[BEGIN Document excerpt]

# Rider ratings does sometime work



## ericFL (Jun 22, 2015)

Just got a ping. 25 min away. Rider rating 3.8... let that pass.. easily. Went on rider app and observed 4 uberx within 5-6 miles of pax.... soo, in this case ratings DOES work....


----------



## painfreepc (Jul 17, 2014)

I pass on 4.5 or less,
if we can be deactivated with Low rating, why the hell should I pick up a passenger with a low rating.


----------



## UberReallySucks (Jul 17, 2015)

ericFL said:


> Just got a ping. 25 min away. Rider rating 3.8... let that pass.. easily. Went on rider app and observed 4 uberx within 5-6 miles of pax.... soo, in this case ratings DOES work....


and if you're bored accept the ping , wait a while and cancel. Reason = other (Low rating)  That way he will wait longer and hopefully a lot longer for a newbie to pick him up.


----------



## KMANDERSON (Jul 19, 2015)

ericFL said:


> Just got a ping. 25 min away. Rider rating 3.8... let that pass.. easily. Went on rider app and observed 4 uberx within 5-6 miles of pax.... soo, in this case ratings DOES work....


yeah I don't pink up below 4.6 tried to be nice a few time and give the rides and notice my ratings went down.Now I know not to pick up below 4.6


----------



## KMANDERSON (Jul 19, 2015)

painfreepc said:


> I pass on 4.5 or less,
> if we can be deactivated with Low rating, why the hell should I pick up a passenger with a low rating.


I seen a 2.5 passanger rating uber want deactivate them like they do us


----------



## KMANDERSON (Jul 19, 2015)

when it below 4.6 cancel hit others and let someone else try


----------



## Emp9 (Apr 9, 2015)

below 4.5 you are looking at a jerk/***** or short rider. neither you really want. newbies take them all and wonder why they got deactivated , lol


----------



## UberXTampa (Nov 20, 2014)

ericFL said:


> Just got a ping. 25 min away. Rider rating 3.8... let that pass.. easily. Went on rider app and observed 4 uberx within 5-6 miles of pax.... soo, in this case ratings DOES work....

[END Document excerpt]

# What is asked
a) Name every distinct username that posts in the rider ratings thread, counting each poster once.
b) In the rider ratings thread, what rider rating did the ping that ericFL passed on show?
c) According to the rider ratings thread, why does KMANDERSON no longer pick up riders rated below 4.6?

[BEGIN Given information]

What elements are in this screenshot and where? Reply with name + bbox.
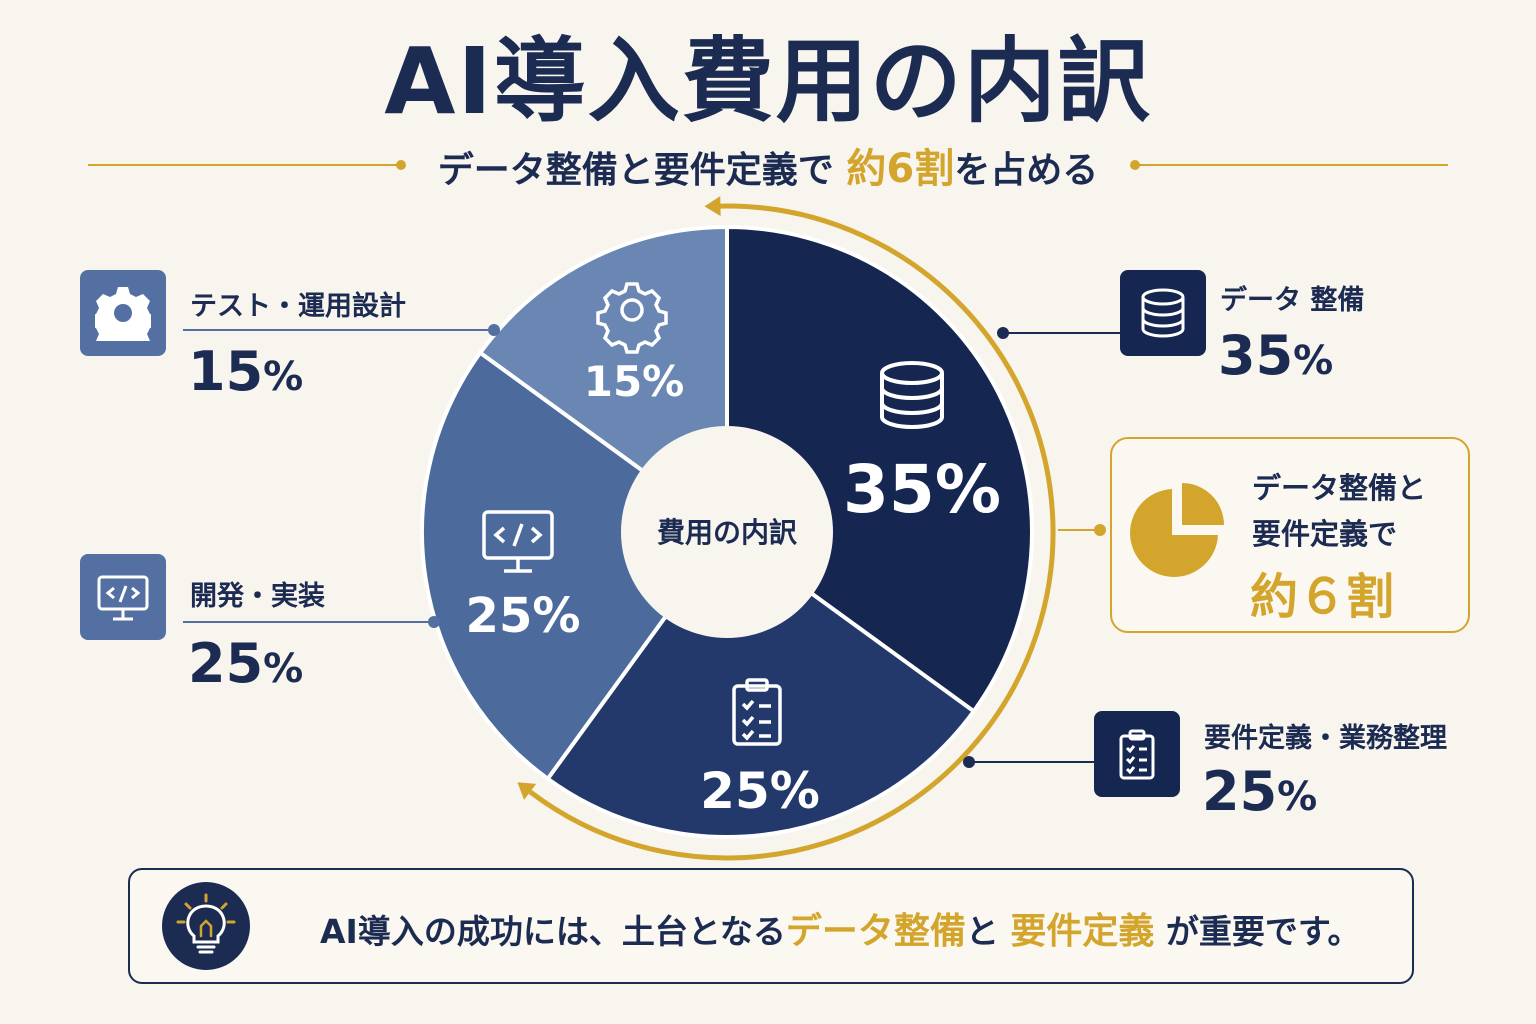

[END Given information]
[BEGIN Given information]

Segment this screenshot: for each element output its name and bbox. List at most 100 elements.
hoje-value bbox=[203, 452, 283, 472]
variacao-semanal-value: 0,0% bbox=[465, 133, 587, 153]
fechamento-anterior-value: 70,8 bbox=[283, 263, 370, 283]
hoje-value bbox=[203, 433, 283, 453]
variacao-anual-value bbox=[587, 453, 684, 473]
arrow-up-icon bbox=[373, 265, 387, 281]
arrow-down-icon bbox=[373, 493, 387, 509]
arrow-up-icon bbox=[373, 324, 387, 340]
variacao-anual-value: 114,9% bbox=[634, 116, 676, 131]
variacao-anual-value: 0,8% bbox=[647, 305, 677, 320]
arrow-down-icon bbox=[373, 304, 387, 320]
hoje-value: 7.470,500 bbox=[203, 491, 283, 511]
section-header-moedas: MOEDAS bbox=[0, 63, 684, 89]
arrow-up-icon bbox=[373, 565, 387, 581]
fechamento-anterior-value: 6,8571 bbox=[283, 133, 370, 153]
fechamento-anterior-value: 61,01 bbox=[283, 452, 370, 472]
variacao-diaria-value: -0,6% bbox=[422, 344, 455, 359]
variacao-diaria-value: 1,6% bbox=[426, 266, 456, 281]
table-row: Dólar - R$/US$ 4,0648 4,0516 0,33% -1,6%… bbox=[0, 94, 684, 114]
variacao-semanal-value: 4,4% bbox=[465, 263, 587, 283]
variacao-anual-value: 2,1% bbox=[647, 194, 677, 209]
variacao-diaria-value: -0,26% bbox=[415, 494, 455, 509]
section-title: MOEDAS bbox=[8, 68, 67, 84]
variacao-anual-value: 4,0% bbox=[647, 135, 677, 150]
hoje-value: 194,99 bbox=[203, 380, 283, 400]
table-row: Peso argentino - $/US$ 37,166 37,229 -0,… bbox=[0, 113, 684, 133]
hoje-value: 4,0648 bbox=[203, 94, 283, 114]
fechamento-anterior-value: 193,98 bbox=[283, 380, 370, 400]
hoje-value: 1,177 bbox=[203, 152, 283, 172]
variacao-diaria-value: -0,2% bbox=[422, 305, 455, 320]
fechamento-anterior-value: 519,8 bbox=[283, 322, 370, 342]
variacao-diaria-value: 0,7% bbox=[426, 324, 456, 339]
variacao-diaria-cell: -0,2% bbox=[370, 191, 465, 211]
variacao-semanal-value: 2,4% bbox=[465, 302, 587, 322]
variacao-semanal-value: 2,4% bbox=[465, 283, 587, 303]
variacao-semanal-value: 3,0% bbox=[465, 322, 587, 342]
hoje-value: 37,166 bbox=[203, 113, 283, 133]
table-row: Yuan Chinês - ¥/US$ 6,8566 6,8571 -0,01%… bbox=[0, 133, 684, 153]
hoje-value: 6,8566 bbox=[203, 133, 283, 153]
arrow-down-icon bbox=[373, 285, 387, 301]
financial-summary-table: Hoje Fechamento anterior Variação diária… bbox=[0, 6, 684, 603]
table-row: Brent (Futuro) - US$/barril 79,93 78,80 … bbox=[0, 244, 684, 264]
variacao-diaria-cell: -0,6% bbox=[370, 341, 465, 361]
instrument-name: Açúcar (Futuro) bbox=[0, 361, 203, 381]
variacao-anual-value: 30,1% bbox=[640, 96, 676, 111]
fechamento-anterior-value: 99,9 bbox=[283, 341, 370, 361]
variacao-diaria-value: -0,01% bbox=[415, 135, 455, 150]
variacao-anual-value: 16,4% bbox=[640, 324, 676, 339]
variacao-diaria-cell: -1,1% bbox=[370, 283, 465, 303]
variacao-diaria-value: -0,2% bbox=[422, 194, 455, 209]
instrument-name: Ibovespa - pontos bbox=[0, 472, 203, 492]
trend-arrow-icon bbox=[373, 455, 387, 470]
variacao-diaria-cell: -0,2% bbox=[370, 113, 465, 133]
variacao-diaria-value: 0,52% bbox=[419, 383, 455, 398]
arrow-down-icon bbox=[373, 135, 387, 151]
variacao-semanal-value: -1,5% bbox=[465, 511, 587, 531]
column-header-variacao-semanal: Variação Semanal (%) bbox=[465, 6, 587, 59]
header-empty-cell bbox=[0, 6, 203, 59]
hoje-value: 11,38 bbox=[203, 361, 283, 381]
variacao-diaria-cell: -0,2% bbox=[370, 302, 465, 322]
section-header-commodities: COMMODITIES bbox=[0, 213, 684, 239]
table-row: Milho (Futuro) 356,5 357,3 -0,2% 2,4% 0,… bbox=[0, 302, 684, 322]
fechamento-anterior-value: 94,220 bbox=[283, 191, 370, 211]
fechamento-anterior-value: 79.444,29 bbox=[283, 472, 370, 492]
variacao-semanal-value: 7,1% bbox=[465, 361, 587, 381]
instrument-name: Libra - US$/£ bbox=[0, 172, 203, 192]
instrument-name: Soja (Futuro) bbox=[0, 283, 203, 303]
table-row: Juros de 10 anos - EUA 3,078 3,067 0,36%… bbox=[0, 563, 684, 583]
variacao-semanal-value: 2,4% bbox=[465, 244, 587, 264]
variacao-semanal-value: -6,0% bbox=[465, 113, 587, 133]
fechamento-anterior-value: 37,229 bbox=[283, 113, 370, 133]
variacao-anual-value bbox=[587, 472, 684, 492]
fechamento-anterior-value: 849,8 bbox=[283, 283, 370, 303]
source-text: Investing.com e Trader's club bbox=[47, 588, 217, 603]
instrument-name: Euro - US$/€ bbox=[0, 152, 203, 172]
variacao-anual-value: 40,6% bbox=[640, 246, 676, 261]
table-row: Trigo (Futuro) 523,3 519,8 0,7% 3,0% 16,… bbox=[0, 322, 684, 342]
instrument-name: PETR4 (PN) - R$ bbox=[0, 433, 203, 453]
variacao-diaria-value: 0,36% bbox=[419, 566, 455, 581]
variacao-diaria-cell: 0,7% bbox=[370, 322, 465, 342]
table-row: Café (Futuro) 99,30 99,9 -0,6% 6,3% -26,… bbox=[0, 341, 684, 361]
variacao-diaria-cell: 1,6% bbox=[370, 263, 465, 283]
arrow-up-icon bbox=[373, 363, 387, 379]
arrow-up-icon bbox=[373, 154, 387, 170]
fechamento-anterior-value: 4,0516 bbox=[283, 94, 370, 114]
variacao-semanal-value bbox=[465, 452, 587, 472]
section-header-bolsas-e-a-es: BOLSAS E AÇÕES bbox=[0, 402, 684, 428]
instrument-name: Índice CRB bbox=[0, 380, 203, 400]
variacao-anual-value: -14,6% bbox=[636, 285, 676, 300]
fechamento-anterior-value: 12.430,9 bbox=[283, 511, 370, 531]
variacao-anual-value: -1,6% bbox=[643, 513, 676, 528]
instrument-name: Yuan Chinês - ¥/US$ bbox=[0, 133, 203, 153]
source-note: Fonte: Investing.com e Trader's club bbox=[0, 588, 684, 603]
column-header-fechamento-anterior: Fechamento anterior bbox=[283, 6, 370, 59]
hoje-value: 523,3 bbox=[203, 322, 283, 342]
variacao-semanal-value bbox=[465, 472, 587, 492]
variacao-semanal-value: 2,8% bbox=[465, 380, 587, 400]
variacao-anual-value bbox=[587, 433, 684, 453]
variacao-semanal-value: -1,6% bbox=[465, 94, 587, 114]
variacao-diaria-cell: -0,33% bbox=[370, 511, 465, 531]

[END Given information]
[BEGIN Given information]

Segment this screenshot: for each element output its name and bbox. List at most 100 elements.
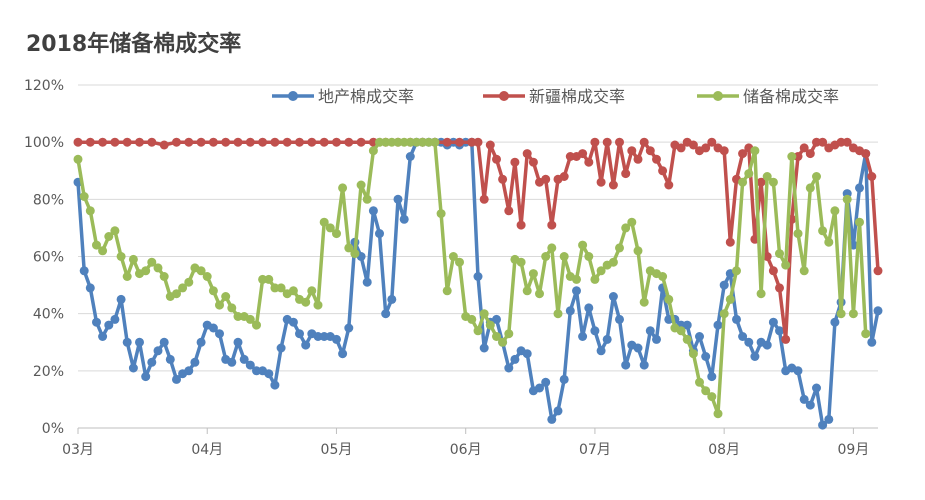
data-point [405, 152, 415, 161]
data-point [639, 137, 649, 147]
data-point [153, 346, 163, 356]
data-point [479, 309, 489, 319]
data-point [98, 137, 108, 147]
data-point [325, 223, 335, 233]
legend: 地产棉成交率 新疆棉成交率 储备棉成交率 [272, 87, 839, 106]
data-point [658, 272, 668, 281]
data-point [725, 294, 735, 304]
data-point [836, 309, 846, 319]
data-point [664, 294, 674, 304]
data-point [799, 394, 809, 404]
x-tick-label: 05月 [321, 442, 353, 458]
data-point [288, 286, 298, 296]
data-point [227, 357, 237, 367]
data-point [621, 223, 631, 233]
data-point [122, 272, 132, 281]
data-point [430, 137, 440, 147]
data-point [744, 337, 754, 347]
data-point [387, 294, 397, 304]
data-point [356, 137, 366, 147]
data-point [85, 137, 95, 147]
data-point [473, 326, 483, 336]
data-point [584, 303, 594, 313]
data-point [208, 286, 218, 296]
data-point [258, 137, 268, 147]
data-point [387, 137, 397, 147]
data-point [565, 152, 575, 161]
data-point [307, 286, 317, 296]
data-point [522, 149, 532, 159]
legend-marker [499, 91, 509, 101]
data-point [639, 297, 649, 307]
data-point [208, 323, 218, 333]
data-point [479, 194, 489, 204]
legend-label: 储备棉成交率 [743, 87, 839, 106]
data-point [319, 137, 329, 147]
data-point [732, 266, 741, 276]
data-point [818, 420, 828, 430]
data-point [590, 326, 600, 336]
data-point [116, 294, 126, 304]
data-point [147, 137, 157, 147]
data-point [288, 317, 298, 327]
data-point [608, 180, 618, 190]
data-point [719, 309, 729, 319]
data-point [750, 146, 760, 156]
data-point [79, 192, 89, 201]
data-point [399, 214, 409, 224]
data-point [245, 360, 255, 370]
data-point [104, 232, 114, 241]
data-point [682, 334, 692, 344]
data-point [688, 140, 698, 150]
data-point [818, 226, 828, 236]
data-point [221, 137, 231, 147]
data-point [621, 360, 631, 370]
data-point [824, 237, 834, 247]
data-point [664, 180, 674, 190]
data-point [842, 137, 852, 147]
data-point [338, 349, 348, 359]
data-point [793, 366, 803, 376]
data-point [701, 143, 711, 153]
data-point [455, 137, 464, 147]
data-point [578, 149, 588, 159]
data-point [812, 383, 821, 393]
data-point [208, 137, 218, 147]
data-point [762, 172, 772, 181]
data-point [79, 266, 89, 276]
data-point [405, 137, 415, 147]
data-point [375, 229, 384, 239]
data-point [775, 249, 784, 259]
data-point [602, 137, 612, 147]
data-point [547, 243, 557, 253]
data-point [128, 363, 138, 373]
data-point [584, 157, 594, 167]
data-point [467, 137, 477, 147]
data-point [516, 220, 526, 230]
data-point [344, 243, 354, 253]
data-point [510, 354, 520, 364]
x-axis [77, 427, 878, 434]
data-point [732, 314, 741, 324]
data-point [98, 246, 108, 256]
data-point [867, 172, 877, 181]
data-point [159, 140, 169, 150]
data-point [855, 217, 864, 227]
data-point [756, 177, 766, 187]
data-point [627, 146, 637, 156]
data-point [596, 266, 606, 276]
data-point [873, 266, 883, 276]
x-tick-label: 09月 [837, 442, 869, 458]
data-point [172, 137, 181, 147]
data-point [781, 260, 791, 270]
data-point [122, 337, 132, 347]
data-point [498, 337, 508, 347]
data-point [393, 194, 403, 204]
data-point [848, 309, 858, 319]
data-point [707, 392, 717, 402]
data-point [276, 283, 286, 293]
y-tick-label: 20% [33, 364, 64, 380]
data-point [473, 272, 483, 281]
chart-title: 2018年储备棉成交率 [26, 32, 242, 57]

[END Given information]

# Outputs by task
a) ericFL, painfreepc, UberReallySucks, KMANDERSON, Emp9, UberXTampa

b) 3.8

c) KMANDERSON tried being nice a few times by giving rides to riders rated below 4.6. Those rides made KMANDERSON's own ratings go down.